= Recorded data =
■ ■ ■ ■ ■

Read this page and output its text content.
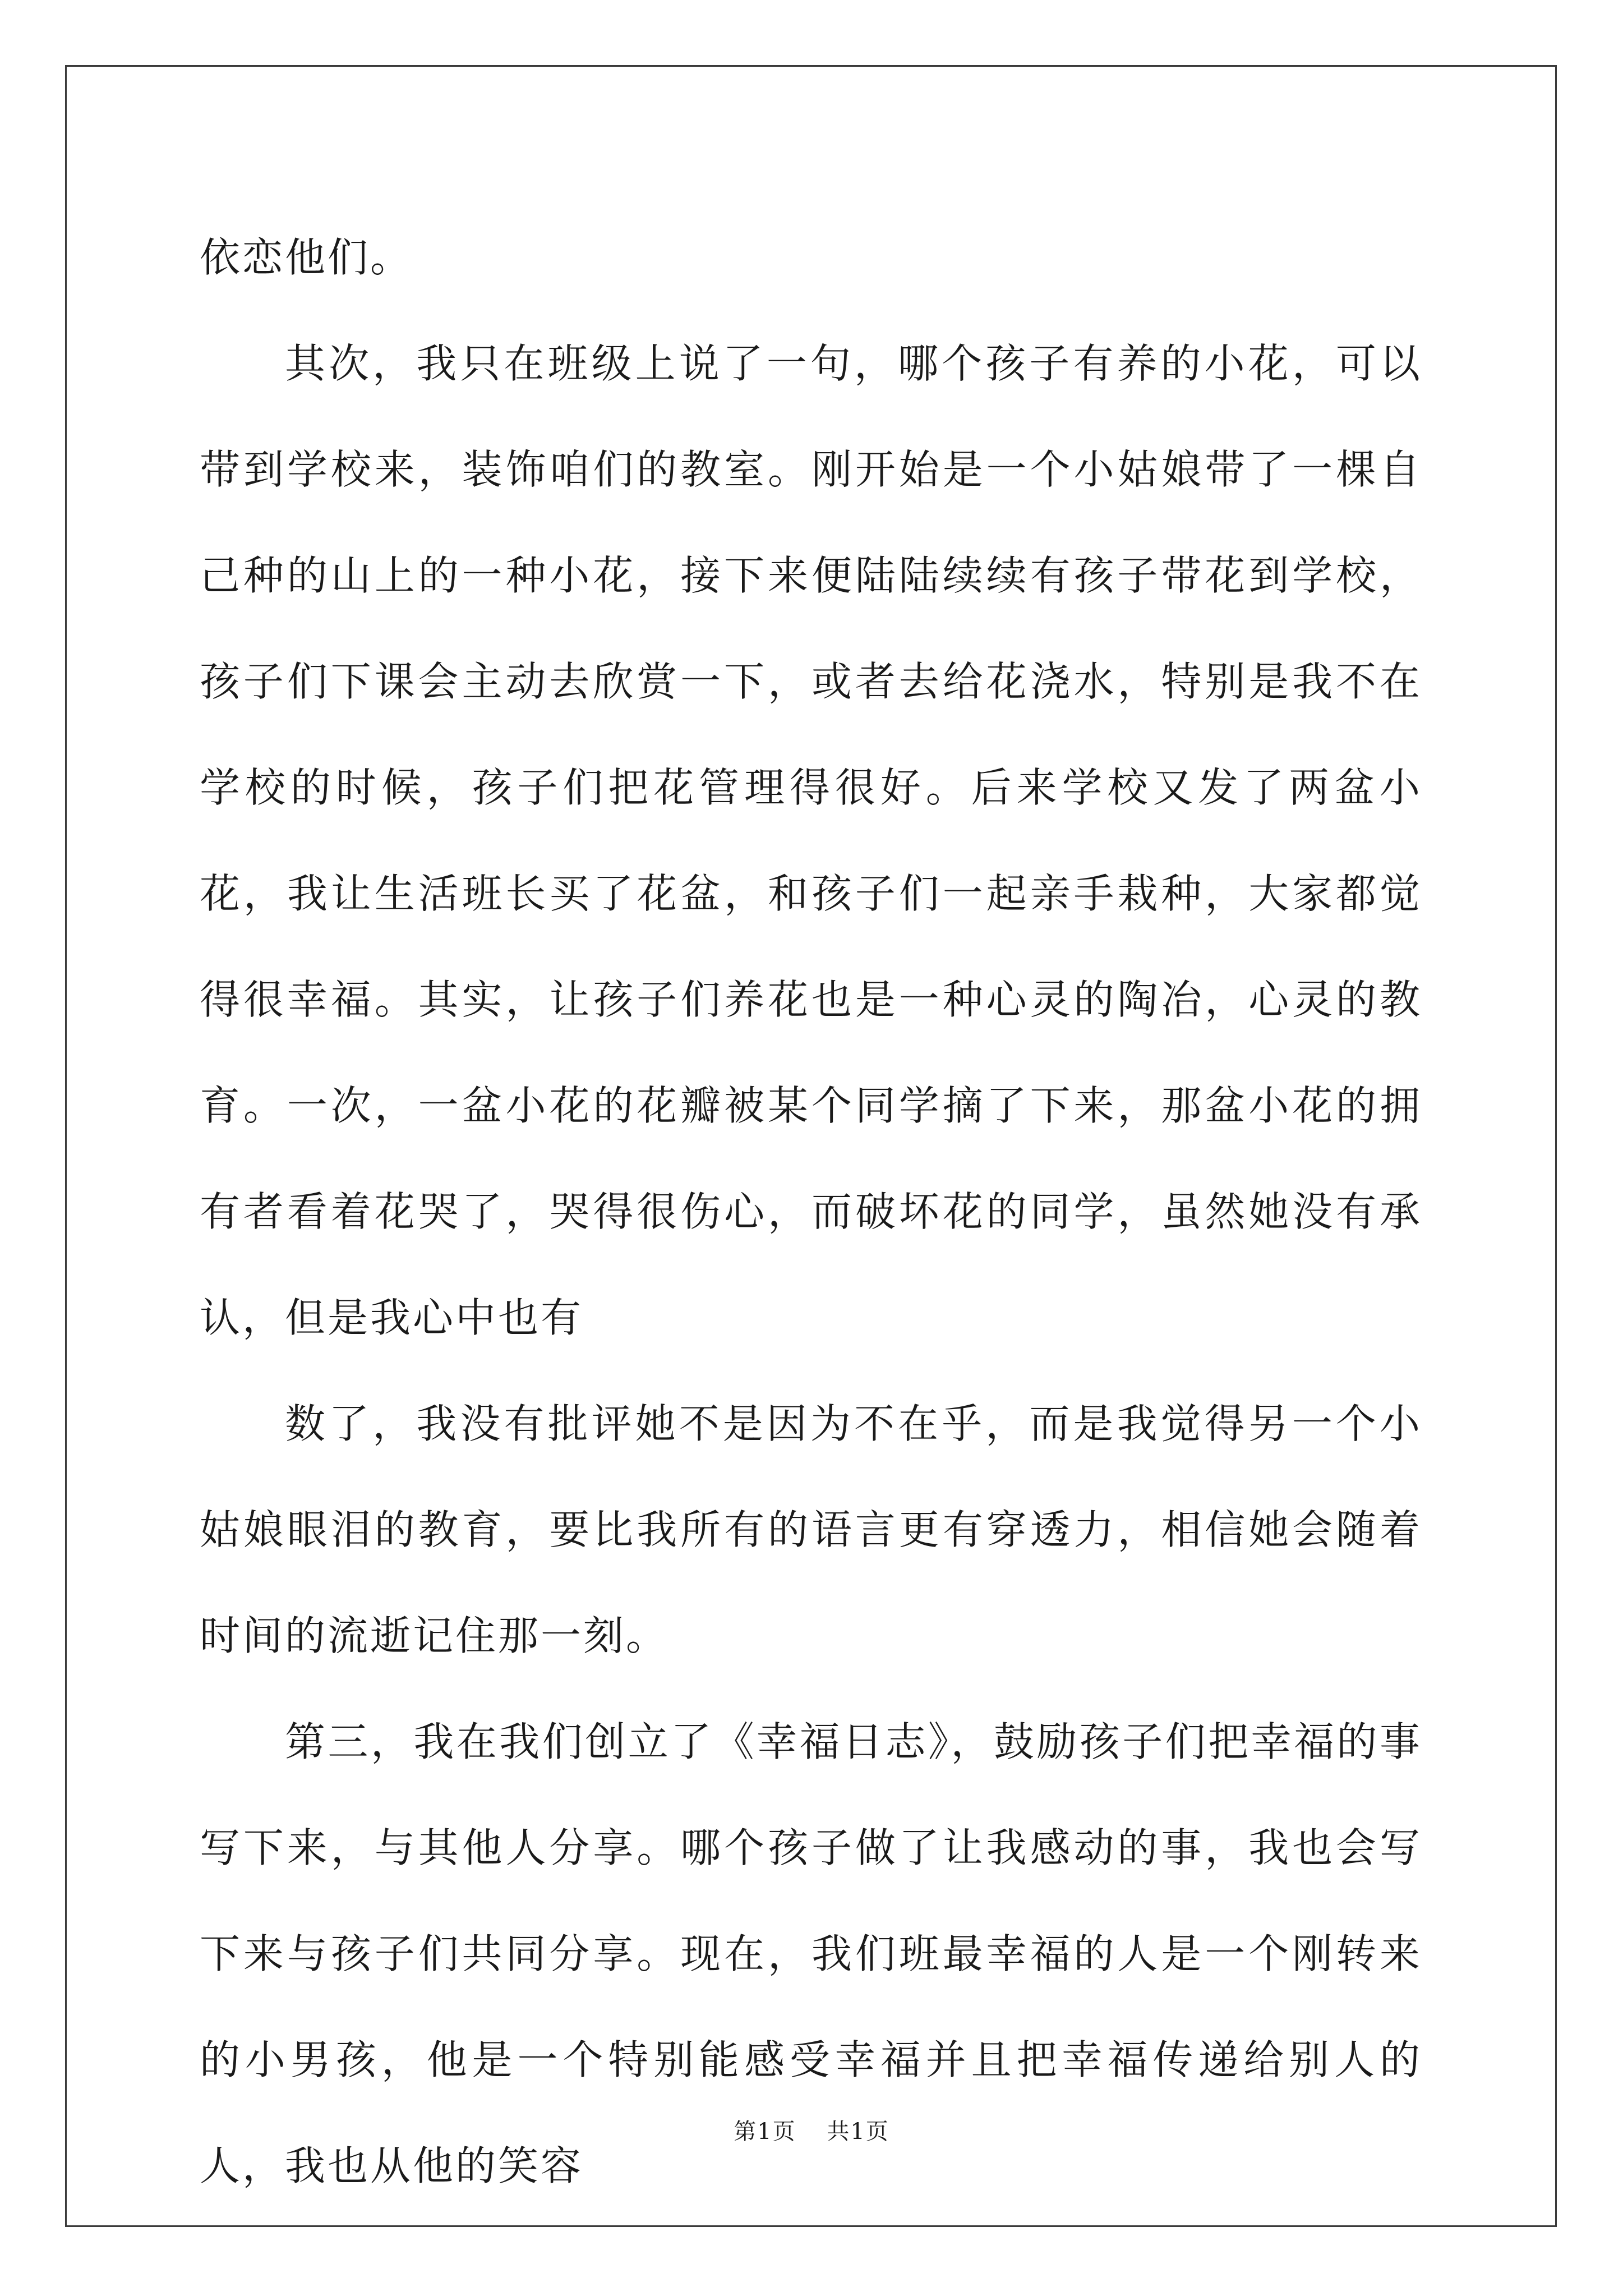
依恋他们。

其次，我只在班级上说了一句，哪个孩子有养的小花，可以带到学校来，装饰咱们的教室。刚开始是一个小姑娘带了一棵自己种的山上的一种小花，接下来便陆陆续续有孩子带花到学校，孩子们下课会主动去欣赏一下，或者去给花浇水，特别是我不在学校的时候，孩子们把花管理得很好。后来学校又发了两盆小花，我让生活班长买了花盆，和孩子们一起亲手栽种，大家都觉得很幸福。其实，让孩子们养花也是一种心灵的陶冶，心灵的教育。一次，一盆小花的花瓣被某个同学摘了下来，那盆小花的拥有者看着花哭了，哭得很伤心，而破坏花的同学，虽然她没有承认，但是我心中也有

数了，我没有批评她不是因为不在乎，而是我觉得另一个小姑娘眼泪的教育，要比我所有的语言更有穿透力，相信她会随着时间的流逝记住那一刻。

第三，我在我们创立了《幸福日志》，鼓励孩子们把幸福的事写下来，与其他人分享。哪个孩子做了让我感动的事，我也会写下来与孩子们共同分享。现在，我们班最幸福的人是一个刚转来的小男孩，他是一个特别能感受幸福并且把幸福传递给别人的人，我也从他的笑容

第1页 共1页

■ ■ ■ ■ ■

= What to do =
Leave out all pictures, then copy the remaining material exactly.

= Answer in full =
Read this page and output its text content.
依恋他们。

其次，我只在班级上说了一句，哪个孩子有养的小花，可以带到学校来，装饰咱们的教室。刚开始是一个小姑娘带了一棵自己种的山上的一种小花，接下来便陆陆续续有孩子带花到学校，孩子们下课会主动去欣赏一下，或者去给花浇水，特别是我不在学校的时候，孩子们把花管理得很好。后来学校又发了两盆小花，我让生活班长买了花盆，和孩子们一起亲手栽种，大家都觉得很幸福。其实，让孩子们养花也是一种心灵的陶冶，心灵的教育。一次，一盆小花的花瓣被某个同学摘了下来，那盆小花的拥有者看着花哭了，哭得很伤心，而破坏花的同学，虽然她没有承认，但是我心中也有

数了，我没有批评她不是因为不在乎，而是我觉得另一个小姑娘眼泪的教育，要比我所有的语言更有穿透力，相信她会随着时间的流逝记住那一刻。

第三，我在我们创立了《幸福日志》，鼓励孩子们把幸福的事写下来，与其他人分享。哪个孩子做了让我感动的事，我也会写下来与孩子们共同分享。现在，我们班最幸福的人是一个刚转来的小男孩，他是一个特别能感受幸福并且把幸福传递给别人的人，我也从他的笑容

第1页 共1页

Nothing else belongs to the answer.